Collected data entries
[start]
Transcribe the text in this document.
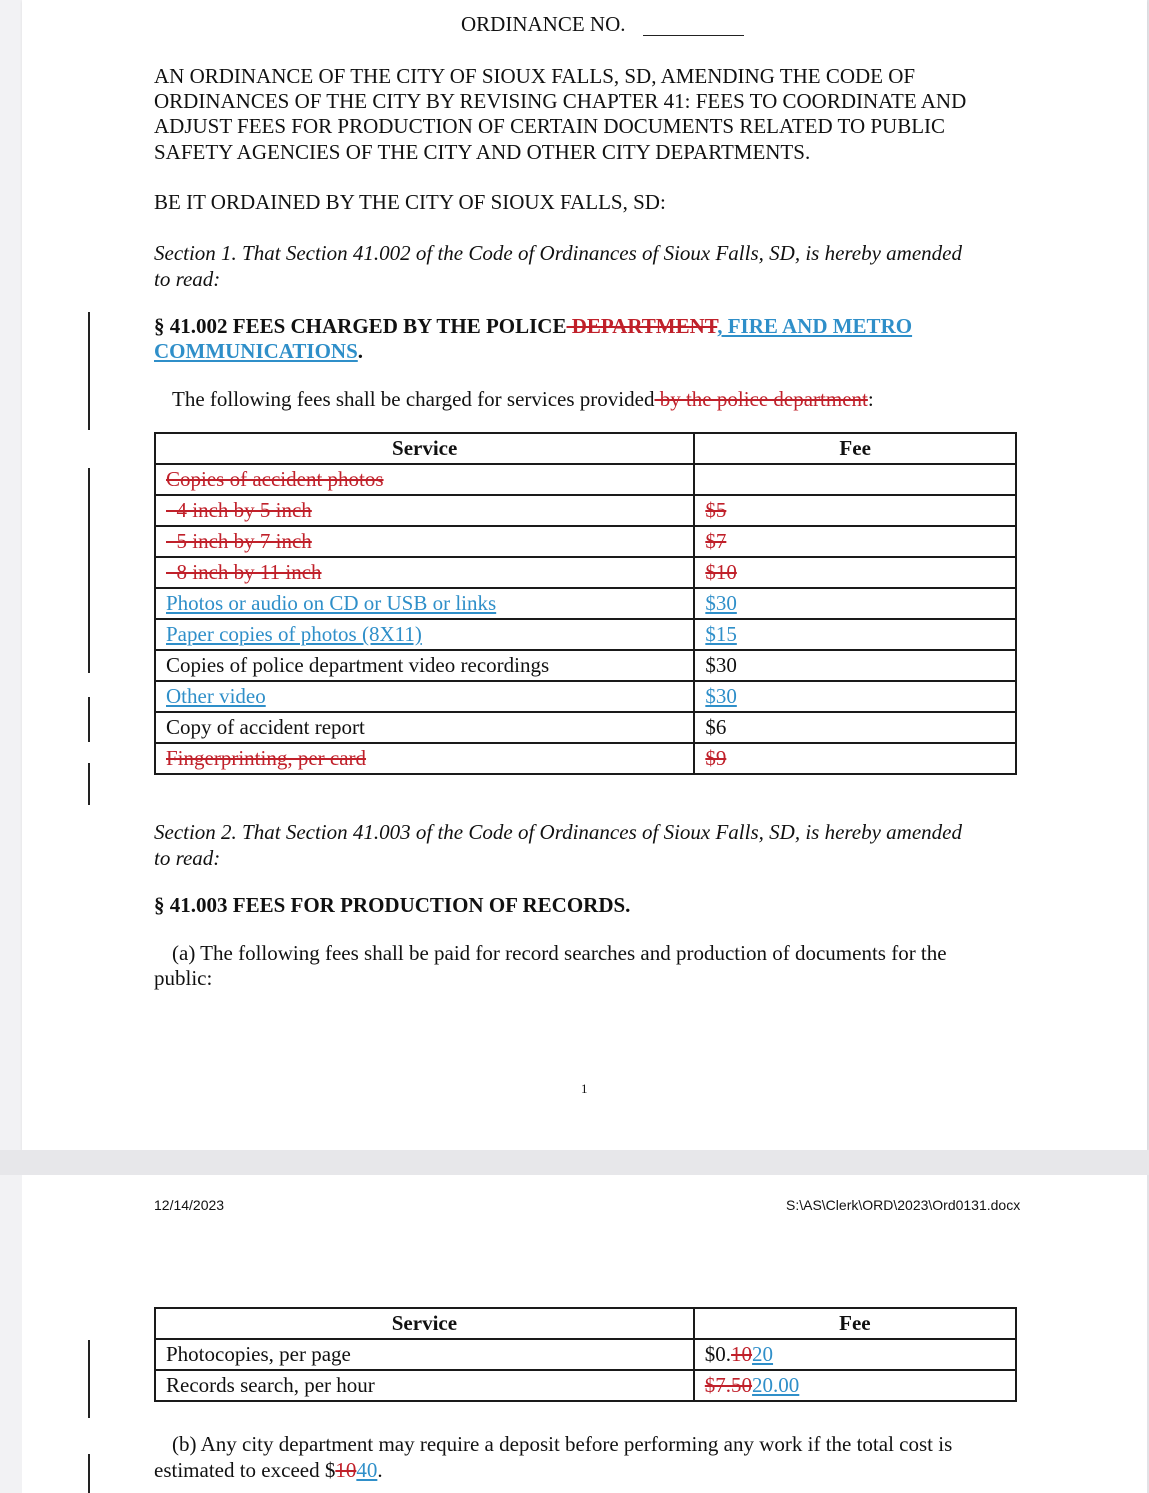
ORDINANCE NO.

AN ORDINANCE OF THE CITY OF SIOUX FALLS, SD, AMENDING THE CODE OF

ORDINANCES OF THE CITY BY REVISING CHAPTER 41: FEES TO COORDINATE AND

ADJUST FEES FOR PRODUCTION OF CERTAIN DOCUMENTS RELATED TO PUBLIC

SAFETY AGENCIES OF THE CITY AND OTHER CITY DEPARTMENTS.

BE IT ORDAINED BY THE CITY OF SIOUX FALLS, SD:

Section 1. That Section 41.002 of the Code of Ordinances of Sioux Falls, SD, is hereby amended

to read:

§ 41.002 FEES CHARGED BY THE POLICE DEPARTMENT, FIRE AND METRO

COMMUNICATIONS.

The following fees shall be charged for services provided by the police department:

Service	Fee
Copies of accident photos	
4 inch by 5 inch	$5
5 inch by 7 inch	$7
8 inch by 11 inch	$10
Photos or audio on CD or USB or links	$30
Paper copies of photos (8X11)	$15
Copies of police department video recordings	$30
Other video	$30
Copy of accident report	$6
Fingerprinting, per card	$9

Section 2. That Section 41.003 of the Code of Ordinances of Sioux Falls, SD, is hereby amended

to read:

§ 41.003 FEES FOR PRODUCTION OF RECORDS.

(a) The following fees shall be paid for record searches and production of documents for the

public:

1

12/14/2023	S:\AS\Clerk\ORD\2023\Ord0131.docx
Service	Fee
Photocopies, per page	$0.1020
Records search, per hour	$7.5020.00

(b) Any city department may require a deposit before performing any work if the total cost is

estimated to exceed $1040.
[end]
[start]
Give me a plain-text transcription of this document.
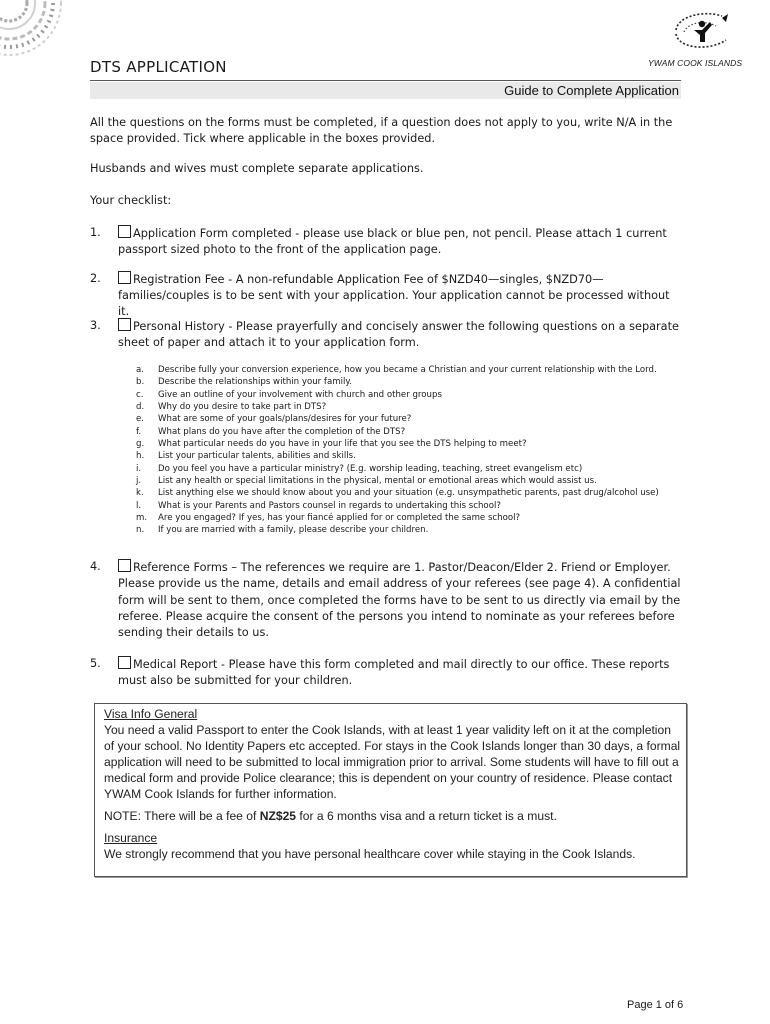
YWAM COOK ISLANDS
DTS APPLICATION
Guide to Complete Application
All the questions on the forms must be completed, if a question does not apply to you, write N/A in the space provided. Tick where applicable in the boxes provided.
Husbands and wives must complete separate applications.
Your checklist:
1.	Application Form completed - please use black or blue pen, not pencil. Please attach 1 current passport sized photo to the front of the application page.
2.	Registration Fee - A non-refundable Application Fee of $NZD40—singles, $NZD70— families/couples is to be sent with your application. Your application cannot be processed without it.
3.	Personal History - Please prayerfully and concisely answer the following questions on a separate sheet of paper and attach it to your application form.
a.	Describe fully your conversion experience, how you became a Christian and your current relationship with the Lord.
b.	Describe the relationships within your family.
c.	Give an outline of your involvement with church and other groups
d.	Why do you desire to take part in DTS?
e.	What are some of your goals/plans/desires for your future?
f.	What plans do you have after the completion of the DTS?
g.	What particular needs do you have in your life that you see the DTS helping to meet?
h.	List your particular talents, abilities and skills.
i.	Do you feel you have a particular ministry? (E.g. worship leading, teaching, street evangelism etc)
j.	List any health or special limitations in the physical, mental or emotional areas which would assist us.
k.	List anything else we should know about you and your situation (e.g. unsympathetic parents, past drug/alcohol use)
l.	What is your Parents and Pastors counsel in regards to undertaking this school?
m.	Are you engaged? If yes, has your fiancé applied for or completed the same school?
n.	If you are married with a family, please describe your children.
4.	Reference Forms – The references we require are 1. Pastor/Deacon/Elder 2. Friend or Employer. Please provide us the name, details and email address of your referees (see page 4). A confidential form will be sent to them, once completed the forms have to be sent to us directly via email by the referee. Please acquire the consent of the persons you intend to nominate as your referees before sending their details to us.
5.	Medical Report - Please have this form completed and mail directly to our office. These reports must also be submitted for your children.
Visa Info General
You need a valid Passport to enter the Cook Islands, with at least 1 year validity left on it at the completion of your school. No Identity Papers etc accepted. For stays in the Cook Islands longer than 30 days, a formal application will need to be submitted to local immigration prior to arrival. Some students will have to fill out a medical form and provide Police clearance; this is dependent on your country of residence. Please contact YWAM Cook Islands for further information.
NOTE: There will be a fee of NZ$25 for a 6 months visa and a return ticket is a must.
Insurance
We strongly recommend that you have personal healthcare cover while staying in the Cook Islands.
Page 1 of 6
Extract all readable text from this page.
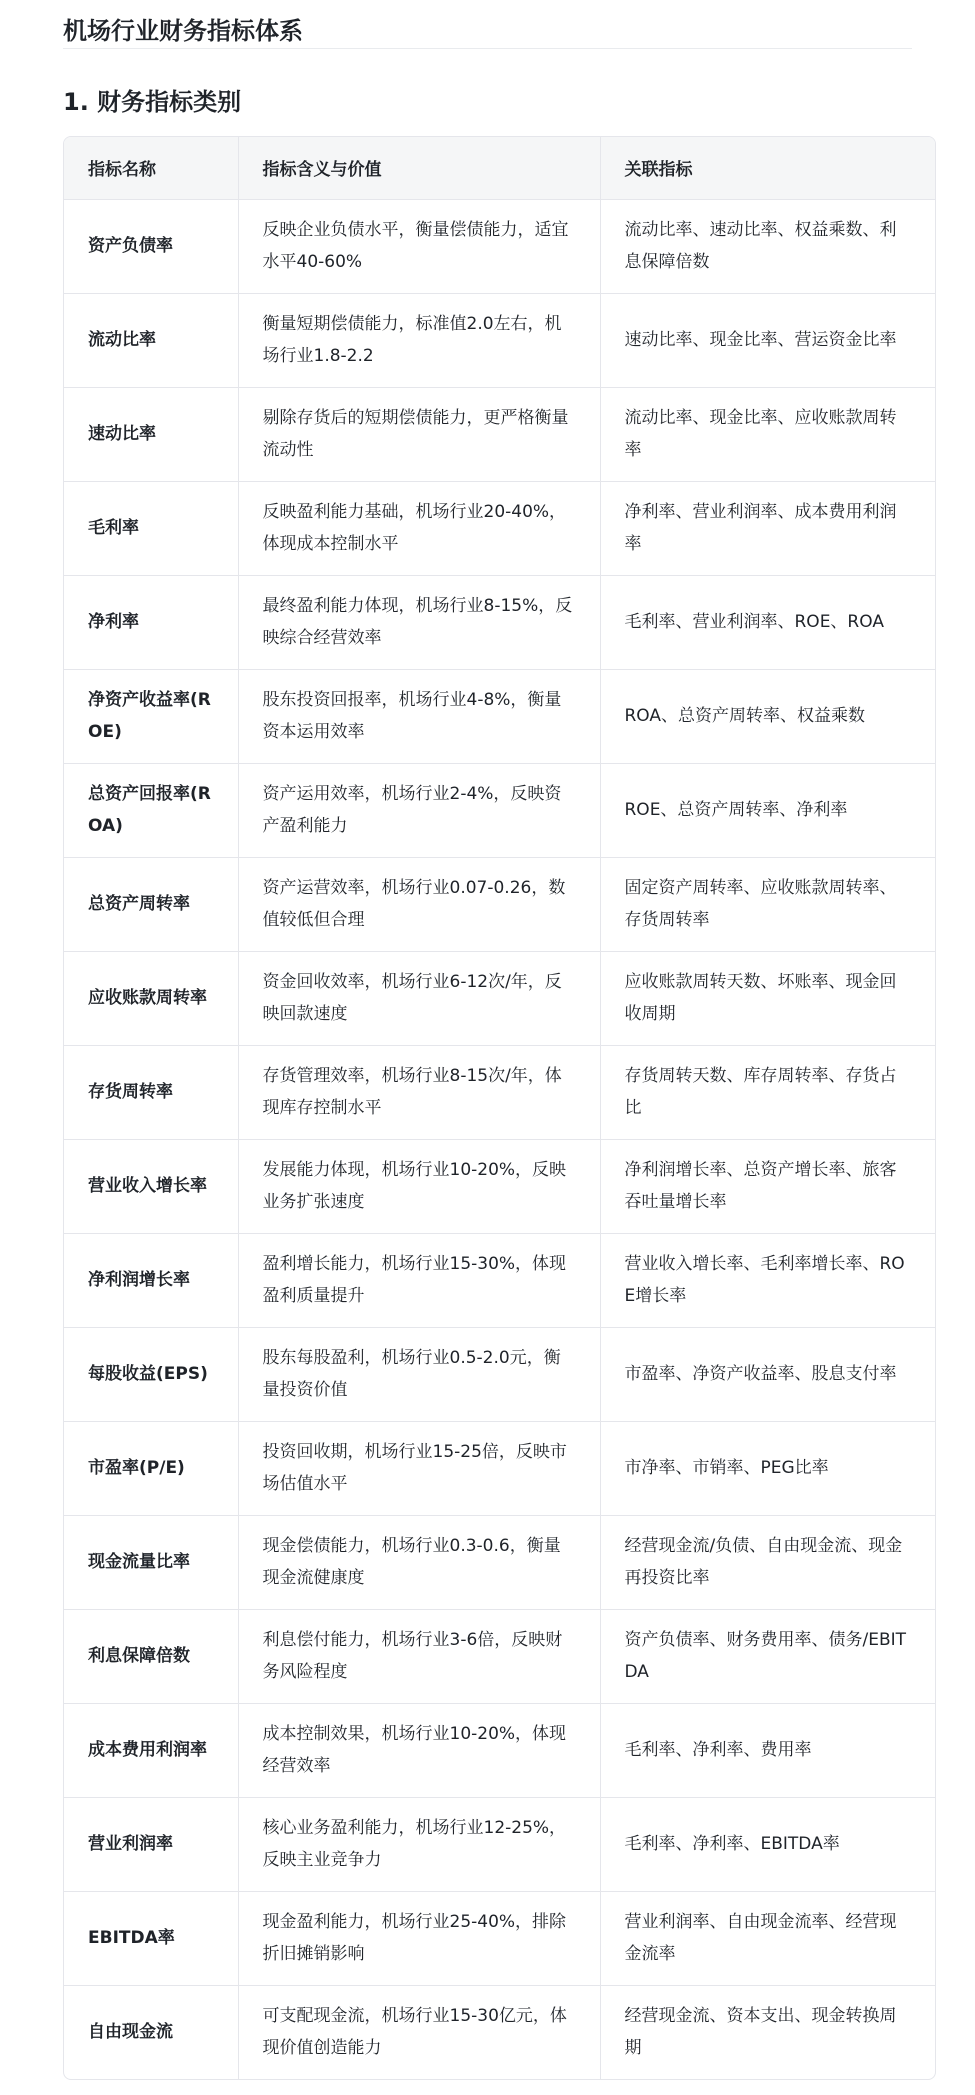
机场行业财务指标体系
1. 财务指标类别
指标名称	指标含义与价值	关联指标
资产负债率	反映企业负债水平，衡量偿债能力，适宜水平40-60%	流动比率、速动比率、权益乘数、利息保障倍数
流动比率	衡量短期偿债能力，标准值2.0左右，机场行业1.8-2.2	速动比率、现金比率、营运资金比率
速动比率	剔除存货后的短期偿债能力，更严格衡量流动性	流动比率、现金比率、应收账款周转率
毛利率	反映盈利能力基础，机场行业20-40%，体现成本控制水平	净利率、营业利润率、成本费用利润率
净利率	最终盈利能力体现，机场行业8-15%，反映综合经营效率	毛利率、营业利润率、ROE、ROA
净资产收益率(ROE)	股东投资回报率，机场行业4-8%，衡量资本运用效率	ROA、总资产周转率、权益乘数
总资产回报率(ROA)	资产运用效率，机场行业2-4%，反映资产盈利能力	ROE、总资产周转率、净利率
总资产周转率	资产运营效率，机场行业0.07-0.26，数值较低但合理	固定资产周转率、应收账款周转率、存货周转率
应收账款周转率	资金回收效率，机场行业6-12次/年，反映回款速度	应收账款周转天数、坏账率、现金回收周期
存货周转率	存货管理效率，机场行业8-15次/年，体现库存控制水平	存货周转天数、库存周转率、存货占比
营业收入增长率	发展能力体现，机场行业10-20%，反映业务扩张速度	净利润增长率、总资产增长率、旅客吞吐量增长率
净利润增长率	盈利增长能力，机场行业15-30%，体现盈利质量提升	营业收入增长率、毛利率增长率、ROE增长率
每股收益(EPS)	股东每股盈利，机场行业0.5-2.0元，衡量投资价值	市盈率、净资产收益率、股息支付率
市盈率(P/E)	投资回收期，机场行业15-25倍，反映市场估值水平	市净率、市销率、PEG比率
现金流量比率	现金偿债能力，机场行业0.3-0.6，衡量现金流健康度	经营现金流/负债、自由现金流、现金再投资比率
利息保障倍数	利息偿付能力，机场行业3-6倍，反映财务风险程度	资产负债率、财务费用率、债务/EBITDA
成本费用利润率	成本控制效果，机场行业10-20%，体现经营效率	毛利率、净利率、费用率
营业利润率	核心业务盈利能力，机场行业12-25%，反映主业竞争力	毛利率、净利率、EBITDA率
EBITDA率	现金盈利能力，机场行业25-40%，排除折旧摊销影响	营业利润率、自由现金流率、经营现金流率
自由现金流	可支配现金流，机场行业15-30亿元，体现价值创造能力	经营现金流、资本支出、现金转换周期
[end]
#### What this task involves:
Provide the number of lines in these entries that hold the word "accident", without any accompanying text.

#### Solution to this task:
2